Task description:
Tally the lines containing "object" and report the number alone.

** start Exercise material **

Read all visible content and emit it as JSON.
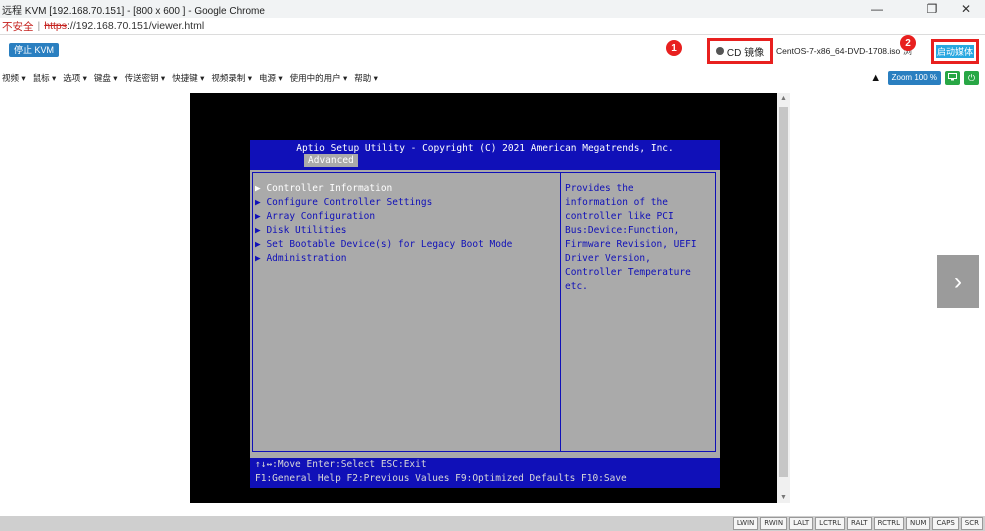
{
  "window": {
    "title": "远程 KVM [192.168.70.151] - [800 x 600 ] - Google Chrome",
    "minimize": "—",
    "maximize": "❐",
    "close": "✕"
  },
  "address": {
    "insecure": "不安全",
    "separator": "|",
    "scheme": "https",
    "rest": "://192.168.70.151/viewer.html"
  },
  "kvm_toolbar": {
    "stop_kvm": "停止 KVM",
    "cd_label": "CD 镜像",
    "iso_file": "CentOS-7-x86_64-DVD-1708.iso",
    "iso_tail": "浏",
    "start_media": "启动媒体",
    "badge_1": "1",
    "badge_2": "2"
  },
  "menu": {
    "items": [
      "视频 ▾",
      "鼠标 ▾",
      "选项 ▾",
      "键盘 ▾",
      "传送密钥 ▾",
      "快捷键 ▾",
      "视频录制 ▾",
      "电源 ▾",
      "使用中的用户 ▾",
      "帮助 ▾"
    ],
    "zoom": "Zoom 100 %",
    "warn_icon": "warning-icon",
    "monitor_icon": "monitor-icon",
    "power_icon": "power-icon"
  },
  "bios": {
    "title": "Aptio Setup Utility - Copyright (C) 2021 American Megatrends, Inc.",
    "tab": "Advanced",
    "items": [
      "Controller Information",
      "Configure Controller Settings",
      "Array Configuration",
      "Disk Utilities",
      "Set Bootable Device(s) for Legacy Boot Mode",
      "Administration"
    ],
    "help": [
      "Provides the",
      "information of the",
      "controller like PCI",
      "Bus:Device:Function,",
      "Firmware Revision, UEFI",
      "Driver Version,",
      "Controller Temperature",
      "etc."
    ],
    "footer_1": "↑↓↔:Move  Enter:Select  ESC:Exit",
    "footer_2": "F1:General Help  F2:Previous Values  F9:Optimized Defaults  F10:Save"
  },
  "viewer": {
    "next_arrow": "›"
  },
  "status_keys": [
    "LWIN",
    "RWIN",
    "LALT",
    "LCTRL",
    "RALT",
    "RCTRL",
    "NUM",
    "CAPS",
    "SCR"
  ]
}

** end Exercise material **
** start Exercise material **

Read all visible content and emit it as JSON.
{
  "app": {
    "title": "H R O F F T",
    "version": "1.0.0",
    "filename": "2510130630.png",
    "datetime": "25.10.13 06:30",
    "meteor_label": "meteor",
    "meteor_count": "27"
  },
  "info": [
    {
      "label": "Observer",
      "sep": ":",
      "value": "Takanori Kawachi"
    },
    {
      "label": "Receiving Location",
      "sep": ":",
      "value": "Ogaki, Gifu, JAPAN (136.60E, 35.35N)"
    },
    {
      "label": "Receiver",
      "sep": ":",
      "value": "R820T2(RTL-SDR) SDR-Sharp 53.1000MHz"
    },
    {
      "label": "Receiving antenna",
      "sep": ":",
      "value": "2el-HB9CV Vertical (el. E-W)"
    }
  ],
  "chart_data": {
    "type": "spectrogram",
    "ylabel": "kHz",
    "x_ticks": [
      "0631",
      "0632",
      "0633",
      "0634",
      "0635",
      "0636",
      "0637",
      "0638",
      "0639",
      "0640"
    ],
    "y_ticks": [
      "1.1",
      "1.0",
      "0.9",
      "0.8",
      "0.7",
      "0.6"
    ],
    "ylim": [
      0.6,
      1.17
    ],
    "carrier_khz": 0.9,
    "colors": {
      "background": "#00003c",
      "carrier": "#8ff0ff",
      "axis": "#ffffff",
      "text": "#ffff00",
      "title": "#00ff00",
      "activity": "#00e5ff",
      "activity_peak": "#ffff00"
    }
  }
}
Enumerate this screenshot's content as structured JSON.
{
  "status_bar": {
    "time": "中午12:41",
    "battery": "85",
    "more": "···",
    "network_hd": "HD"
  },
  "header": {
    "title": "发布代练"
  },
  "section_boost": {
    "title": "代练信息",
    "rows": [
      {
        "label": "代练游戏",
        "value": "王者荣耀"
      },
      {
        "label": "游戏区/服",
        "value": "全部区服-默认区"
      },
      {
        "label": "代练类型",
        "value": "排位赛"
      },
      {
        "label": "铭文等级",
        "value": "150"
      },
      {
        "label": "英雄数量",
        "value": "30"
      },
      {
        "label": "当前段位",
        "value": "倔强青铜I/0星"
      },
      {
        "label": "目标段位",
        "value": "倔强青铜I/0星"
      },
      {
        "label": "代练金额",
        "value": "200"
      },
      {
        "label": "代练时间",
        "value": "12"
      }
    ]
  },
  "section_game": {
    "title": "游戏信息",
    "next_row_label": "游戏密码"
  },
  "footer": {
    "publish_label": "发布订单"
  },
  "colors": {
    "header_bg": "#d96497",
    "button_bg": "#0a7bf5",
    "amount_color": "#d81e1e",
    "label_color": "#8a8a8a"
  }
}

** end Exercise material **
** start Exercise material **

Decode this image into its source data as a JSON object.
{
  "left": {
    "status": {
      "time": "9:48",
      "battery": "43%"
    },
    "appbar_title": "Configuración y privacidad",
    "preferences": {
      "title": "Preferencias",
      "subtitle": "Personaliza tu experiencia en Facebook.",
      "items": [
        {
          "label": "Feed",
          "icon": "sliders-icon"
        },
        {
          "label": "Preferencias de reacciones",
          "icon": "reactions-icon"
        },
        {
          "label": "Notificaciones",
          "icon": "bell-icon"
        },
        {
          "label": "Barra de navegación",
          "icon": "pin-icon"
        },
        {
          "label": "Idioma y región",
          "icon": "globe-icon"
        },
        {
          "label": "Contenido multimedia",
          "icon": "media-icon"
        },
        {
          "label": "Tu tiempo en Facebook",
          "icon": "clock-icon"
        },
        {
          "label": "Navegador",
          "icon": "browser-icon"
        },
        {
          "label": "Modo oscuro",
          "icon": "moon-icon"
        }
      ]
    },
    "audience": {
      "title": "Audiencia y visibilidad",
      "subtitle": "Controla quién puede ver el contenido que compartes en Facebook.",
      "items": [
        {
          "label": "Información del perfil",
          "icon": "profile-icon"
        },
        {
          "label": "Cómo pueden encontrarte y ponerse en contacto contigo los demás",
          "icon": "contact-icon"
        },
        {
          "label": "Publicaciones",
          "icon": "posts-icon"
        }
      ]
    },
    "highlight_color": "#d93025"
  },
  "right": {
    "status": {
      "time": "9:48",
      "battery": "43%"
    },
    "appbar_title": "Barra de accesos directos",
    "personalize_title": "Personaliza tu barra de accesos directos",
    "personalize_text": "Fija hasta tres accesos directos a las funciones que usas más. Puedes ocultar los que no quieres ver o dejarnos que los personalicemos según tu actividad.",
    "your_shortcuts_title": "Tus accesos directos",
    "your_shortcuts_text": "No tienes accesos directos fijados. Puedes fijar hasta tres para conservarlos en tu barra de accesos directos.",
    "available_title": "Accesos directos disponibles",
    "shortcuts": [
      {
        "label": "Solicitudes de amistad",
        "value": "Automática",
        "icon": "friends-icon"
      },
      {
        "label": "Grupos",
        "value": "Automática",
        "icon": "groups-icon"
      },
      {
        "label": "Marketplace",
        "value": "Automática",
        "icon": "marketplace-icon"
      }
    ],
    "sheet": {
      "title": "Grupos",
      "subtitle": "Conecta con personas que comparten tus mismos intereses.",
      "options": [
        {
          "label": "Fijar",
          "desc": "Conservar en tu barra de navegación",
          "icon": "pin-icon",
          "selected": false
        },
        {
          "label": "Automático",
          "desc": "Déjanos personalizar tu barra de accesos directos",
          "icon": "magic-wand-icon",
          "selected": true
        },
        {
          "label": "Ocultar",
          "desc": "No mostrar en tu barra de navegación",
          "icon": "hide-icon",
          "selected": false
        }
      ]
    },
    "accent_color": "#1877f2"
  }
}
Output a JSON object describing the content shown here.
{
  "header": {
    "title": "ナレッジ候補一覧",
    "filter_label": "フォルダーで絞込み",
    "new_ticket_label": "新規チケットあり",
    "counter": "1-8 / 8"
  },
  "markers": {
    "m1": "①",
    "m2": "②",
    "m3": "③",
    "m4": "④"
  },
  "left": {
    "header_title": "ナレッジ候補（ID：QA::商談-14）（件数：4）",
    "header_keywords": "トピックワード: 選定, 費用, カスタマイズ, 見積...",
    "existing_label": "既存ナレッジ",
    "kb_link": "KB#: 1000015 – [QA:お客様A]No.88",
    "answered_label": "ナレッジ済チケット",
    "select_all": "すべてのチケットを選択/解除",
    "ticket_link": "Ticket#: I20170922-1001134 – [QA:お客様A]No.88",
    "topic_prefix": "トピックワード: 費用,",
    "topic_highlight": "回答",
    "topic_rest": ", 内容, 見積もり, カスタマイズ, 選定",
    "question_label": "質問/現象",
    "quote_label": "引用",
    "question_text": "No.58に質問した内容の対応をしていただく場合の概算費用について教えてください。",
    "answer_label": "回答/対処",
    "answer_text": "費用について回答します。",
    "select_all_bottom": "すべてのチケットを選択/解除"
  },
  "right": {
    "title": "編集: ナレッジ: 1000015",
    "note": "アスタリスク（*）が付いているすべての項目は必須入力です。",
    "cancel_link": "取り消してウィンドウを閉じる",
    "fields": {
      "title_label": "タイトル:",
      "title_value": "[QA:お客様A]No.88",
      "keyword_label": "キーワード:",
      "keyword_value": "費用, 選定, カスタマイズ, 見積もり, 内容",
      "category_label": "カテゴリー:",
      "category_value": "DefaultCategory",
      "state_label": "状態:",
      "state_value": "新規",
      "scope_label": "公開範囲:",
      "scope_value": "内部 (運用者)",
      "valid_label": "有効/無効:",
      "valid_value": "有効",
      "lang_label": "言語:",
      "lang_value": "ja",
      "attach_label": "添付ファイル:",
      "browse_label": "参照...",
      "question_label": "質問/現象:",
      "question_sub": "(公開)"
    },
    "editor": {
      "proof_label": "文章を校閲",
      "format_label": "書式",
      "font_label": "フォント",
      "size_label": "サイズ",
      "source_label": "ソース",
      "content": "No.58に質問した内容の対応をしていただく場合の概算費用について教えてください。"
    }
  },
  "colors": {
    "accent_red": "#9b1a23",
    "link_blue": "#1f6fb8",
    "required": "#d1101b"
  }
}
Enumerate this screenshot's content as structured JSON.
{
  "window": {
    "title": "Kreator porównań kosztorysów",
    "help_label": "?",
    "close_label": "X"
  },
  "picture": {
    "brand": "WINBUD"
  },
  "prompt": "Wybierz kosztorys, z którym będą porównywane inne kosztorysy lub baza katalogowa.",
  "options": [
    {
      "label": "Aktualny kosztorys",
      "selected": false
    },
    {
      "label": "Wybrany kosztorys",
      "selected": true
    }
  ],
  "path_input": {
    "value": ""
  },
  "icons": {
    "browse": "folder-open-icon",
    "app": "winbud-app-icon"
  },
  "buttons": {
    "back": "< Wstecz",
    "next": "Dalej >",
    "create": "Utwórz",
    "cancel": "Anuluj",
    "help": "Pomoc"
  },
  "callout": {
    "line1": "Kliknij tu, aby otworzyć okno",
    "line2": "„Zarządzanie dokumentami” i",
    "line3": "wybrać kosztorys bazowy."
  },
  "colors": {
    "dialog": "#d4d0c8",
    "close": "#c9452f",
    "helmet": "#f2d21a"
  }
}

** end Exercise material **

The response:
2